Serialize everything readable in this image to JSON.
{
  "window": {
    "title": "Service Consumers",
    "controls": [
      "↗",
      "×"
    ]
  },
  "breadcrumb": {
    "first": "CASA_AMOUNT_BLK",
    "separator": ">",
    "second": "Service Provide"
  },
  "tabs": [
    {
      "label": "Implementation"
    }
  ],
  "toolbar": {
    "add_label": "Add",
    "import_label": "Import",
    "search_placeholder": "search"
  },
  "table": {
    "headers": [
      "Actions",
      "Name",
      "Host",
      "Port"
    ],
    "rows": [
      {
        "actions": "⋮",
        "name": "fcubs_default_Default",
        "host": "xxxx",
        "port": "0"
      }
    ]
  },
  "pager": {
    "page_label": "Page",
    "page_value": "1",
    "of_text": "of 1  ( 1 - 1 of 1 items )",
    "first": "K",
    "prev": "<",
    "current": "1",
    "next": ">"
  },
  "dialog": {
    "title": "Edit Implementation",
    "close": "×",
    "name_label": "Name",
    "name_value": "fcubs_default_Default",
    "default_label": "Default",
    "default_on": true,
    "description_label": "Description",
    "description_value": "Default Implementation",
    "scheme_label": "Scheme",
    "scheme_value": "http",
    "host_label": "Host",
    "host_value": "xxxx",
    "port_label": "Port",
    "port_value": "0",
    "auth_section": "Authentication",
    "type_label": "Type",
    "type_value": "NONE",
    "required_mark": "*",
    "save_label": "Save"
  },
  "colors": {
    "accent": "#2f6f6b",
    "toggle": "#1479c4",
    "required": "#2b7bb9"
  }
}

Work instructions. Reproduce the full set of records precisely.

Task answer.
Serialize everything readable in this image to JSON.
{
  "window": {
    "title": "Service Consumers",
    "controls": [
      "↗",
      "×"
    ]
  },
  "breadcrumb": {
    "first": "CASA_AMOUNT_BLK",
    "separator": ">",
    "second": "Service Provide"
  },
  "tabs": [
    {
      "label": "Implementation"
    }
  ],
  "toolbar": {
    "add_label": "Add",
    "import_label": "Import",
    "search_placeholder": "search"
  },
  "table": {
    "headers": [
      "Actions",
      "Name",
      "Host",
      "Port"
    ],
    "rows": [
      {
        "actions": "⋮",
        "name": "fcubs_default_Default",
        "host": "xxxx",
        "port": "0"
      }
    ]
  },
  "pager": {
    "page_label": "Page",
    "page_value": "1",
    "of_text": "of 1  ( 1 - 1 of 1 items )",
    "first": "K",
    "prev": "<",
    "current": "1",
    "next": ">"
  },
  "dialog": {
    "title": "Edit Implementation",
    "close": "×",
    "name_label": "Name",
    "name_value": "fcubs_default_Default",
    "default_label": "Default",
    "default_on": true,
    "description_label": "Description",
    "description_value": "Default Implementation",
    "scheme_label": "Scheme",
    "scheme_value": "http",
    "host_label": "Host",
    "host_value": "xxxx",
    "port_label": "Port",
    "port_value": "0",
    "auth_section": "Authentication",
    "type_label": "Type",
    "type_value": "NONE",
    "required_mark": "*",
    "save_label": "Save"
  },
  "colors": {
    "accent": "#2f6f6b",
    "toggle": "#1479c4",
    "required": "#2b7bb9"
  }
}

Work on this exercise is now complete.